Task goal >> Gather the lines that hold the string "allele".
□ □ □ □ □
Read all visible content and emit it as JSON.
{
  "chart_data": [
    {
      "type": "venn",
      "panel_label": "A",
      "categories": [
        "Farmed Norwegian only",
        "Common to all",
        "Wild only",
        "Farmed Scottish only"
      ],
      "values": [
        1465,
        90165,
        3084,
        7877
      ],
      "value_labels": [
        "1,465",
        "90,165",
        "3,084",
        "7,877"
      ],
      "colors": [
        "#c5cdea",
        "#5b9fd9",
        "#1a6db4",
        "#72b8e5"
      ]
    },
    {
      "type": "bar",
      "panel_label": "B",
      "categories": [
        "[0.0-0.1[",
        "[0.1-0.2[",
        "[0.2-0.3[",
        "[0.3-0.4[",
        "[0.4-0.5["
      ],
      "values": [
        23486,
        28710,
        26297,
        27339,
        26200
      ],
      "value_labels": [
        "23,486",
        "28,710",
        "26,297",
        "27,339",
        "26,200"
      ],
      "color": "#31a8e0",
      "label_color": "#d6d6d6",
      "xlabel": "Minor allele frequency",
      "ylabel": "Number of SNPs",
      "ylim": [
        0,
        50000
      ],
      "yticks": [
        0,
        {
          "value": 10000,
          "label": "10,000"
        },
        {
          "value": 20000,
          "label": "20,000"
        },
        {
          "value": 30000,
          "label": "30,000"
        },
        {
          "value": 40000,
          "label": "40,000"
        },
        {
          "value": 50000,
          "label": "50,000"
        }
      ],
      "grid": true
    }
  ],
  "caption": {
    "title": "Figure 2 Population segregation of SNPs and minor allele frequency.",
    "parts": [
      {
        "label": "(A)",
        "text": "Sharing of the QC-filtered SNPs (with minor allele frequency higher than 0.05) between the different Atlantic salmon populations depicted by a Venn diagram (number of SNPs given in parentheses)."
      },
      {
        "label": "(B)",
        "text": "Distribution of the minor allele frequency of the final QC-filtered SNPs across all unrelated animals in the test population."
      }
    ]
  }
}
□ □ □ □ □
Completed task >>
      "xlabel": "Minor allele frequency",
    "title": "Figure 2 Population segregation of SNPs and minor allele frequency.",
        "text": "Sharing of the QC-filtered SNPs (with minor allele frequency higher than 0.05) between the different Atlantic salmon populations depicted by a Venn diagram (number of SNPs given in parentheses)."
        "text": "Distribution of the minor allele frequency of the final QC-filtered SNPs across all unrelated animals in the test population."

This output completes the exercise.